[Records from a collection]
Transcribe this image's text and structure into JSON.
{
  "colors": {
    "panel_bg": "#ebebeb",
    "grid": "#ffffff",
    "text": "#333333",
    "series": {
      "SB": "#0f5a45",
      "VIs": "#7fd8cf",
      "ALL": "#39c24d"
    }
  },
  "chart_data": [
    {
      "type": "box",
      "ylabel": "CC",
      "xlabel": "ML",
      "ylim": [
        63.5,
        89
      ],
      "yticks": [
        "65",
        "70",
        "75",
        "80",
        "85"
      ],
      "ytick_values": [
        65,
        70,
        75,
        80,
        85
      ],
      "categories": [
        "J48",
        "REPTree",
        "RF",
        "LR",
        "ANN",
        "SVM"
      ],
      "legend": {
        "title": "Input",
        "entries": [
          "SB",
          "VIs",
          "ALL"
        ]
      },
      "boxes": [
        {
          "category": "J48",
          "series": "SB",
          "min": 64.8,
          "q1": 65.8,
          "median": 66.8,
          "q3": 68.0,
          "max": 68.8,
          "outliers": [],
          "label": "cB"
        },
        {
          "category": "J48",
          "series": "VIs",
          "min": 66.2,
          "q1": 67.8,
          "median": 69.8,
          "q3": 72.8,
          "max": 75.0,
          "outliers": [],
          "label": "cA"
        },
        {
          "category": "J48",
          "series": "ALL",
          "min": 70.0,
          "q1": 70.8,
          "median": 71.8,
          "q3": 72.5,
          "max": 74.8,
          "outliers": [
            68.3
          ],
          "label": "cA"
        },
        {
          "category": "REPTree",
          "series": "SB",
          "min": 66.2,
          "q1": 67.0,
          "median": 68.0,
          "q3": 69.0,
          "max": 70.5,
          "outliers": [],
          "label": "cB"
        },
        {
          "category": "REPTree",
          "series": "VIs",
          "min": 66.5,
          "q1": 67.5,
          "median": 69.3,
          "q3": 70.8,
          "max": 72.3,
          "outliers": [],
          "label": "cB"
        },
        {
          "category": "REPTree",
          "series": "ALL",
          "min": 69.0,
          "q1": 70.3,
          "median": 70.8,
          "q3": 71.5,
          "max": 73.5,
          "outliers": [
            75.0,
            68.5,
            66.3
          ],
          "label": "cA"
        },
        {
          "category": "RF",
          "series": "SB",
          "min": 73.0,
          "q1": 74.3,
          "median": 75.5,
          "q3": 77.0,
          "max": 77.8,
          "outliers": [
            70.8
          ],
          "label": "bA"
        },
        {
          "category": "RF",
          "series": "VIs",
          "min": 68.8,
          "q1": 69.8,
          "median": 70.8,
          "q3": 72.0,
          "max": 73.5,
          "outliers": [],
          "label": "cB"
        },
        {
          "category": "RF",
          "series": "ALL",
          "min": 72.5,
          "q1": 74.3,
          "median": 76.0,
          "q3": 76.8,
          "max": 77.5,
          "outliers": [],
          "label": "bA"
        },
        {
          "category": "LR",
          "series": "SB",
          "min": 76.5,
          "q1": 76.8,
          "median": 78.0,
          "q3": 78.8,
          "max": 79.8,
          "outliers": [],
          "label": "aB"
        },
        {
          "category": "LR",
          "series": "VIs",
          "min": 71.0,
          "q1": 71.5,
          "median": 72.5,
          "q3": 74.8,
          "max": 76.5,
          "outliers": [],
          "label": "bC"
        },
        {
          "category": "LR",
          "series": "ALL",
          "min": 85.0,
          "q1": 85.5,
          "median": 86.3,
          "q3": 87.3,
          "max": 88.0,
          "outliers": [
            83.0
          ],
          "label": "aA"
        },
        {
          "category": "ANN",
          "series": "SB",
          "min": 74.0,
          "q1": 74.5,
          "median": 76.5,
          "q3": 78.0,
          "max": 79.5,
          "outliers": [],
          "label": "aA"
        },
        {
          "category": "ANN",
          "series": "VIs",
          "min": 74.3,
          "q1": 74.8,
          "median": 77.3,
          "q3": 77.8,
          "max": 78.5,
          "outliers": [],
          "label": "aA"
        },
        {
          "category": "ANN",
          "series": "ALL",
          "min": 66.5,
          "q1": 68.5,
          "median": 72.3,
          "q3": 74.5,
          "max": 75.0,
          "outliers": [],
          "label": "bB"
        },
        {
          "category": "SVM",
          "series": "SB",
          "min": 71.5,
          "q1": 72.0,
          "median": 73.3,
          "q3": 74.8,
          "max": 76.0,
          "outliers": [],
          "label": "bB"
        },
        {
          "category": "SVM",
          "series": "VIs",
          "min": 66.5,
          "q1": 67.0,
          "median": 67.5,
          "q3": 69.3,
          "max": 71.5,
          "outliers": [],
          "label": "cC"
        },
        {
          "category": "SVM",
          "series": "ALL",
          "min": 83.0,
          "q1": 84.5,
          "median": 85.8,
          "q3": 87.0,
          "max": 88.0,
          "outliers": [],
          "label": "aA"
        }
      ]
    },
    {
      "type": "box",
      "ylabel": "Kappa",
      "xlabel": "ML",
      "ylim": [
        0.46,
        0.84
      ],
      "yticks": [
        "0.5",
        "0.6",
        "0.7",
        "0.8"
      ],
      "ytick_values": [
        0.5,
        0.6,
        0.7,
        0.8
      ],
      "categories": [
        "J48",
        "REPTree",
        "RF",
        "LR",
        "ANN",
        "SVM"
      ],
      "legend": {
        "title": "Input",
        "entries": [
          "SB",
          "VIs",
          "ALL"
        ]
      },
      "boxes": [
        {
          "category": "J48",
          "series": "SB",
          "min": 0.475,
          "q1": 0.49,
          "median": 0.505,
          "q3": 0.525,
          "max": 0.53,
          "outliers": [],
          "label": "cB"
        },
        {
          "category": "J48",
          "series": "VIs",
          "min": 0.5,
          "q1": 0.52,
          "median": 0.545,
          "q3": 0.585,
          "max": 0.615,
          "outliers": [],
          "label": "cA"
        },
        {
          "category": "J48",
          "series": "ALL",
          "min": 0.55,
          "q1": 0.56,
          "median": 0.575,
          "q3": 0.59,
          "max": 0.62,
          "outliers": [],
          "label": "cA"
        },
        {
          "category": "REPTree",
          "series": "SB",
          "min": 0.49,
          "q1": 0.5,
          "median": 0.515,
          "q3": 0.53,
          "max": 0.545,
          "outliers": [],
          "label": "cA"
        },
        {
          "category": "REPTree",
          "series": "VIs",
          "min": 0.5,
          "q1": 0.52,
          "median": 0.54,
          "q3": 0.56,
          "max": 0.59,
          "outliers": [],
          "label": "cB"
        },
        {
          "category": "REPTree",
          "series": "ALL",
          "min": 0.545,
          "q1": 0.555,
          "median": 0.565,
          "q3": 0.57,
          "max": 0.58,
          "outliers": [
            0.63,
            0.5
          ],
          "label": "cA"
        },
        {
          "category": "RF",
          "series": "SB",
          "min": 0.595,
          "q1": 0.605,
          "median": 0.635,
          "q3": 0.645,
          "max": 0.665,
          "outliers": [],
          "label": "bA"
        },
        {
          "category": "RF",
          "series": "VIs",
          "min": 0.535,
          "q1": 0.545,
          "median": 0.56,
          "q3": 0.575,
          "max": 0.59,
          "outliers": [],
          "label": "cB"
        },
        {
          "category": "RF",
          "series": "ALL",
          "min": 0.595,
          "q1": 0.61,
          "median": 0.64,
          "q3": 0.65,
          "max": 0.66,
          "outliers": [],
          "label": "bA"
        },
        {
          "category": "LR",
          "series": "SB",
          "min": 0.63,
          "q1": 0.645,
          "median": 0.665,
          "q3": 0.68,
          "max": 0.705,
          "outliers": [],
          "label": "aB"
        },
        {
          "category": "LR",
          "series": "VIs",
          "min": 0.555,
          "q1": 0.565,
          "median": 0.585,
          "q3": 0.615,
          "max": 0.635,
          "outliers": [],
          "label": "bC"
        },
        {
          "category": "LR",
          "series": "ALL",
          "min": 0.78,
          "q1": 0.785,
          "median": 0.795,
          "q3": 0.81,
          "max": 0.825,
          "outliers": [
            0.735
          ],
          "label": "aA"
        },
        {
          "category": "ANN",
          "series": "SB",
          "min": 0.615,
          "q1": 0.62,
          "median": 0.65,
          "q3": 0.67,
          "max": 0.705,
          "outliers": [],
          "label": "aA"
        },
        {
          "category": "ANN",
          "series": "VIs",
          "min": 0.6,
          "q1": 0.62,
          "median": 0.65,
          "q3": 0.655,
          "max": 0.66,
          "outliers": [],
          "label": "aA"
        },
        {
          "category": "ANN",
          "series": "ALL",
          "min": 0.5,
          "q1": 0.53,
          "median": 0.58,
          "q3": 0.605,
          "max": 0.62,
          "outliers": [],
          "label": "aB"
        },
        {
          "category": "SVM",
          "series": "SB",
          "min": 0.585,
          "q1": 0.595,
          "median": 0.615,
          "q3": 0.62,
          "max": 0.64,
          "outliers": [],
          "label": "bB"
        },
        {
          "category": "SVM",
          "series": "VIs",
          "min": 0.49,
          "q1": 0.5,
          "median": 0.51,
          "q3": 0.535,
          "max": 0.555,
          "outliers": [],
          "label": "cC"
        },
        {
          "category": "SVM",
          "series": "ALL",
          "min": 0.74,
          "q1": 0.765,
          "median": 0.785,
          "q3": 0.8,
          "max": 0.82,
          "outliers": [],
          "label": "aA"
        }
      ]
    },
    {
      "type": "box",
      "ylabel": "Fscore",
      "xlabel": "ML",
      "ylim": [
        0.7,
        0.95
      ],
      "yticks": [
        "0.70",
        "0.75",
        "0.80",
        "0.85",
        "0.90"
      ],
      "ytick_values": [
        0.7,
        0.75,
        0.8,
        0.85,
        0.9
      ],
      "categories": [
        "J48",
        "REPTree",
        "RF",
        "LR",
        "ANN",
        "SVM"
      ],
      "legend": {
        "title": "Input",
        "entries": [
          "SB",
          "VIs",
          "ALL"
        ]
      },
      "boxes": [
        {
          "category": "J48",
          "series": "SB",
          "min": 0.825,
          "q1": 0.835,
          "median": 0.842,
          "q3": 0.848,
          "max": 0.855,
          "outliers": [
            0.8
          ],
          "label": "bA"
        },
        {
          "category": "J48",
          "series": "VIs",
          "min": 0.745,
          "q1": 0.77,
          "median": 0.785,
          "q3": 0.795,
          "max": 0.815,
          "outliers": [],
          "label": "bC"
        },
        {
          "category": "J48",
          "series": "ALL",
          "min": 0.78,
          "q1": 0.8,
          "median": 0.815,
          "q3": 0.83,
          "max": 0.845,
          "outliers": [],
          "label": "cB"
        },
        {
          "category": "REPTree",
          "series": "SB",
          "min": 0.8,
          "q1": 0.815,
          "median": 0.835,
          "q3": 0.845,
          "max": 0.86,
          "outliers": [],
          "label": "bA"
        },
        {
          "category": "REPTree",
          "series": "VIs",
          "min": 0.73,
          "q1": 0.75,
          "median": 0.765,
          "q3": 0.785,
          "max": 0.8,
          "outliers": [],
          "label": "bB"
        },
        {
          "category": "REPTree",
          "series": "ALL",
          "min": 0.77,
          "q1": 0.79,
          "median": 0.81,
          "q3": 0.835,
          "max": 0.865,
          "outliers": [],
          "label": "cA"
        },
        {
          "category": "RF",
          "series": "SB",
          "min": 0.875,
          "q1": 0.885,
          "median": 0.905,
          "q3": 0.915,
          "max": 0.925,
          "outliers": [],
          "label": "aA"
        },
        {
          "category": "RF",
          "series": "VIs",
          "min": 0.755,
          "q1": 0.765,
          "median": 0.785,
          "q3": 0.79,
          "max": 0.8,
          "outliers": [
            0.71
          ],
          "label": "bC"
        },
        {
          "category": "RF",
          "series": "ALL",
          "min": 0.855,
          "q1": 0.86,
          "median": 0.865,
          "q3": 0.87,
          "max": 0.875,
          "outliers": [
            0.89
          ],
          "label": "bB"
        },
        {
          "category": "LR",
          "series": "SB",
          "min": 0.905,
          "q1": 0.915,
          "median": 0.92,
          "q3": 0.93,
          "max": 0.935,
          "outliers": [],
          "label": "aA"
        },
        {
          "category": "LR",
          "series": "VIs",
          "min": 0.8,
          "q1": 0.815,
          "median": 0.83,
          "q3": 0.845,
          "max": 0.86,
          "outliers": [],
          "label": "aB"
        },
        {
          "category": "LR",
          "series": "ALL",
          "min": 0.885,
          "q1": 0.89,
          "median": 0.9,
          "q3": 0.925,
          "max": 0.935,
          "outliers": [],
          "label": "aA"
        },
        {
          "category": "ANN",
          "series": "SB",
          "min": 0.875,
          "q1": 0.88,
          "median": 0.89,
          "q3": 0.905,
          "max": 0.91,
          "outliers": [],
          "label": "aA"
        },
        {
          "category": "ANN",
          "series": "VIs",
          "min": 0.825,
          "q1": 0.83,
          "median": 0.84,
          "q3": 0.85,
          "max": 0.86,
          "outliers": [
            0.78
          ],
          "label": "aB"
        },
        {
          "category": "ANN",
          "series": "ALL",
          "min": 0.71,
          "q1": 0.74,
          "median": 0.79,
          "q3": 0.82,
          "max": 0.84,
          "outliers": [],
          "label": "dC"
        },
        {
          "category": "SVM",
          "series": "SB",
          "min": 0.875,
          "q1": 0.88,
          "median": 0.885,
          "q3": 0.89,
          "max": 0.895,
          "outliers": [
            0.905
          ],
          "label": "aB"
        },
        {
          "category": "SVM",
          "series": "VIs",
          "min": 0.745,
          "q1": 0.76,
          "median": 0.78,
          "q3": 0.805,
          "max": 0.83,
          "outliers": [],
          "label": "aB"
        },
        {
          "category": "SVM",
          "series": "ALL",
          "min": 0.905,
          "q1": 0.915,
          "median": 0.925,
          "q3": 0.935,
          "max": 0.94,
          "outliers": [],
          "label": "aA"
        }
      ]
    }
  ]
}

REQUIREMENT
Give the number of lines in the data that contain "text", with no other words.

CORRECT ANSWER
2